Region and label listings:
================================
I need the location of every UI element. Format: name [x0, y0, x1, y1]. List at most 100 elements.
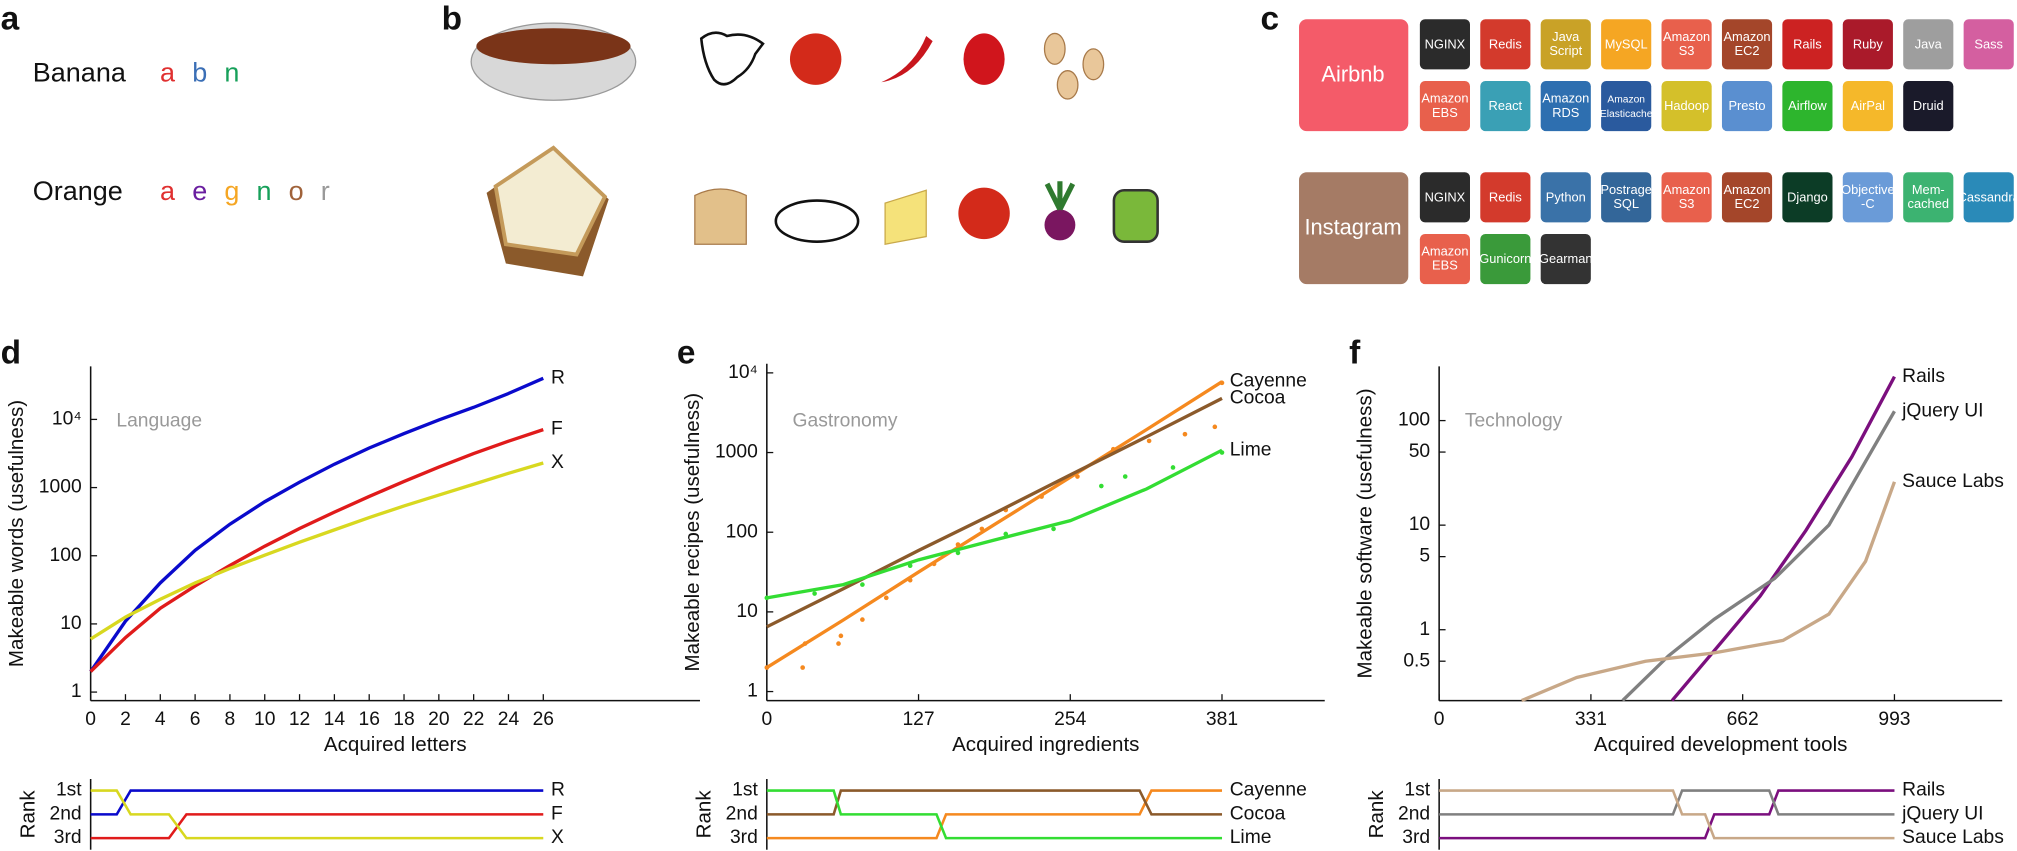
sample-point [836, 641, 841, 646]
x-tick-label: 0 [1434, 709, 1445, 730]
letter: o [289, 176, 304, 206]
tool-tile [1419, 80, 1470, 132]
tool-label: Python [1546, 189, 1586, 204]
tool-tile [1782, 80, 1833, 132]
x-tick-label: 22 [463, 709, 484, 730]
tool-tile [1419, 19, 1470, 70]
sample-point [860, 617, 865, 622]
tool-tile [1480, 233, 1531, 285]
y-tick-label: 1st [732, 780, 758, 801]
x-tick-label: 127 [902, 709, 934, 730]
tool-label: MySQL [1605, 36, 1648, 51]
x-tick-label: 12 [289, 709, 310, 730]
tool-tile [1661, 80, 1712, 132]
tool-tile [1419, 172, 1470, 223]
series-line [1439, 789, 1895, 840]
tool-label: Amazon S3 [1663, 29, 1710, 58]
tool-tile [1540, 80, 1591, 132]
y-tick-label: 10 [1409, 514, 1430, 535]
company-name: Airbnb [1321, 62, 1384, 87]
series-label: Cayenne [1230, 780, 1307, 801]
series-label: Cocoa [1230, 387, 1286, 408]
series-line [90, 789, 544, 840]
series-label: Cocoa [1230, 803, 1286, 824]
x-tick-label: 18 [393, 709, 414, 730]
tool-label: Java Script [1549, 29, 1582, 58]
company-name: Instagram [1304, 215, 1401, 240]
annotation: Language [116, 411, 202, 432]
y-tick-label: 1 [1419, 619, 1430, 640]
series-line [89, 461, 544, 641]
sample-point [1170, 465, 1176, 470]
sandwich-icon [486, 145, 609, 277]
series-label: Sauce Labs [1902, 471, 2004, 492]
sample-point [955, 550, 961, 556]
x-tick-label: 14 [324, 709, 346, 730]
tool-label: Rails [1793, 36, 1822, 51]
y-tick-label: 100 [1398, 410, 1430, 431]
y-tick-label: 1st [56, 780, 82, 801]
letter: a [160, 176, 175, 206]
x-axis-label: Acquired ingredients [952, 733, 1139, 756]
tool-tile [1782, 172, 1833, 223]
tool-label: Amazon EC2 [1723, 182, 1770, 211]
tool-tile [1601, 172, 1652, 223]
panel-label: f [1349, 335, 1361, 372]
chili-icon [881, 35, 933, 83]
food-icons [470, 22, 1159, 277]
beet-icon [1044, 209, 1076, 241]
x-tick-label: 662 [1727, 709, 1759, 730]
tool-label: Sass [1974, 36, 2003, 51]
sample-point [883, 595, 889, 601]
y-tick-label: 0.5 [1403, 650, 1430, 671]
series-line [90, 813, 544, 840]
chart: 0.5 1 5 10 50 100 0 331 662 993 Makeable software … [1349, 335, 2004, 756]
tool-label: Objective -C [1841, 182, 1895, 211]
annotation: Gastronomy [793, 411, 898, 432]
series-line [766, 789, 1223, 840]
letter: e [192, 176, 207, 206]
y-tick-label: 1 [71, 681, 82, 702]
y-axis-label: Rank [16, 790, 39, 839]
y-tick-label: 1 [747, 681, 758, 702]
x-tick-label: 0 [761, 709, 772, 730]
sample-point [860, 582, 865, 587]
tool-label: AirPal [1851, 98, 1885, 113]
tomato-icon [789, 33, 842, 85]
series-line [766, 396, 1223, 629]
y-tick-label: 1000 [39, 477, 82, 498]
y-axis-label: Makeable words (usefulness) [5, 400, 28, 667]
series-line [1621, 410, 1896, 702]
y-tick-label: 1000 [715, 442, 758, 463]
panel-label: c [1260, 0, 1279, 37]
tool-tile [1721, 172, 1773, 223]
y-axis-label: Makeable recipes (usefulness) [681, 393, 704, 672]
word: Orange [33, 176, 123, 206]
tool-tile [1842, 80, 1893, 132]
y-tick-label: 2nd [726, 803, 758, 824]
x-axis-label: Acquired development tools [1594, 733, 1848, 756]
y-tick-label: 3rd [1402, 827, 1430, 848]
x-tick-label: 0 [85, 709, 96, 730]
series-line [90, 789, 544, 816]
tool-label: NGINX [1425, 36, 1466, 51]
sample-point [1146, 438, 1152, 444]
bread-icon [694, 188, 747, 245]
x-tick-label: 254 [1054, 709, 1086, 730]
x-tick-label: 381 [1206, 709, 1238, 730]
tool-tile [1540, 233, 1591, 285]
tool-label: Gearman [1539, 251, 1593, 266]
letter: a [160, 58, 175, 88]
y-axis-label: Makeable software (usefulness) [1353, 388, 1376, 678]
tool-label: Amazon EBS [1421, 244, 1468, 273]
tool-tile [1963, 172, 2014, 223]
tool-tile [1782, 19, 1833, 70]
series-label: Rails [1902, 780, 1945, 801]
x-tick-label: 8 [225, 709, 236, 730]
x-tick-label: 993 [1878, 709, 1910, 730]
tool-tile [1661, 172, 1712, 223]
================================
SET PROBLEM: Write out all of the rows above verbatim, omitting the pictures.

TASK RESPONSE:
I need the location of every UI element. Format: name [x0, y0, x1, y1]. List at most 100 elements.
sample-point [836, 641, 841, 646]
x-tick-label: 0 [1434, 709, 1445, 730]
letter: o [289, 176, 304, 206]
tool-tile [1419, 80, 1470, 132]
tool-label: Python [1546, 189, 1586, 204]
tool-tile [1782, 80, 1833, 132]
x-tick-label: 22 [463, 709, 484, 730]
tool-tile [1419, 19, 1470, 70]
sample-point [860, 617, 865, 622]
tool-tile [1480, 233, 1531, 285]
y-tick-label: 1st [732, 780, 758, 801]
x-tick-label: 127 [902, 709, 934, 730]
tool-label: MySQL [1605, 36, 1648, 51]
x-tick-label: 12 [289, 709, 310, 730]
tool-tile [1661, 80, 1712, 132]
tool-tile [1419, 172, 1470, 223]
series-line [1439, 789, 1895, 840]
tool-label: Amazon S3 [1663, 29, 1710, 58]
tool-tile [1540, 80, 1591, 132]
y-tick-label: 10 [1409, 514, 1430, 535]
company-name: Airbnb [1321, 62, 1384, 87]
series-label: Cayenne [1230, 780, 1307, 801]
series-label: Cocoa [1230, 387, 1286, 408]
series-line [90, 789, 544, 840]
series-label: Cocoa [1230, 803, 1286, 824]
x-tick-label: 18 [393, 709, 414, 730]
tool-label: Java Script [1549, 29, 1582, 58]
company-name: Instagram [1304, 215, 1401, 240]
annotation: Language [116, 411, 202, 432]
y-tick-label: 1 [1419, 619, 1430, 640]
series-line [89, 461, 544, 641]
sample-point [1170, 465, 1176, 470]
sandwich-icon [486, 145, 609, 277]
series-label: Sauce Labs [1902, 471, 2004, 492]
sample-point [955, 550, 961, 556]
x-tick-label: 14 [324, 709, 346, 730]
tool-label: Rails [1793, 36, 1822, 51]
y-tick-label: 100 [1398, 410, 1430, 431]
y-tick-label: 1st [56, 780, 82, 801]
letter: a [160, 176, 175, 206]
x-axis-label: Acquired ingredients [952, 733, 1139, 756]
tool-tile [1782, 172, 1833, 223]
tool-label: Amazon EC2 [1723, 182, 1770, 211]
tool-tile [1601, 172, 1652, 223]
panel-label: f [1349, 335, 1361, 372]
chili-icon [881, 35, 933, 83]
food-icons [470, 22, 1159, 277]
beet-icon [1044, 209, 1076, 241]
x-tick-label: 662 [1727, 709, 1759, 730]
tool-label: Sass [1974, 36, 2003, 51]
sample-point [883, 595, 889, 601]
y-tick-label: 0.5 [1403, 650, 1430, 671]
series-line [90, 813, 544, 840]
chart: 0.5 1 5 10 50 100 0 331 662 993 Makeable software … [1349, 335, 2004, 756]
tool-label: Objective -C [1841, 182, 1895, 211]
annotation: Gastronomy [793, 411, 898, 432]
series-line [766, 789, 1223, 840]
letter: e [192, 176, 207, 206]
y-tick-label: 1 [71, 681, 82, 702]
y-axis-label: Rank [16, 790, 39, 839]
y-tick-label: 1 [747, 681, 758, 702]
x-tick-label: 0 [761, 709, 772, 730]
sample-point [860, 582, 865, 587]
tool-label: AirPal [1851, 98, 1885, 113]
tomato-icon [789, 33, 842, 85]
series-line [766, 396, 1223, 629]
y-tick-label: 1000 [39, 477, 82, 498]
y-axis-label: Makeable words (usefulness) [5, 400, 28, 667]
series-line [1621, 410, 1896, 702]
y-tick-label: 1000 [715, 442, 758, 463]
panel-label: c [1260, 0, 1279, 37]
tool-tile [1721, 172, 1773, 223]
y-axis-label: Makeable recipes (usefulness) [681, 393, 704, 672]
word: Orange [33, 176, 123, 206]
tool-tile [1842, 80, 1893, 132]
y-tick-label: 2nd [726, 803, 758, 824]
x-axis-label: Acquired development tools [1594, 733, 1848, 756]
y-tick-label: 3rd [1402, 827, 1430, 848]
x-tick-label: 0 [85, 709, 96, 730]
series-line [90, 789, 544, 816]
tool-label: NGINX [1425, 36, 1466, 51]
sample-point [1146, 438, 1152, 444]
bread-icon [694, 188, 747, 245]
x-tick-label: 254 [1054, 709, 1086, 730]
x-tick-label: 381 [1206, 709, 1238, 730]
tool-tile [1540, 233, 1591, 285]
tool-label: Gearman [1539, 251, 1593, 266]
letter: a [160, 58, 175, 88]
y-axis-label: Makeable software (usefulness) [1353, 388, 1376, 678]
tool-label: Amazon EBS [1421, 244, 1468, 273]
tool-tile [1963, 172, 2014, 223]
tool-tile [1782, 19, 1833, 70]
series-label: Rails [1902, 780, 1945, 801]
x-tick-label: 8 [225, 709, 236, 730]
x-tick-label: 993 [1878, 709, 1910, 730]
tool-tile [1661, 172, 1712, 223]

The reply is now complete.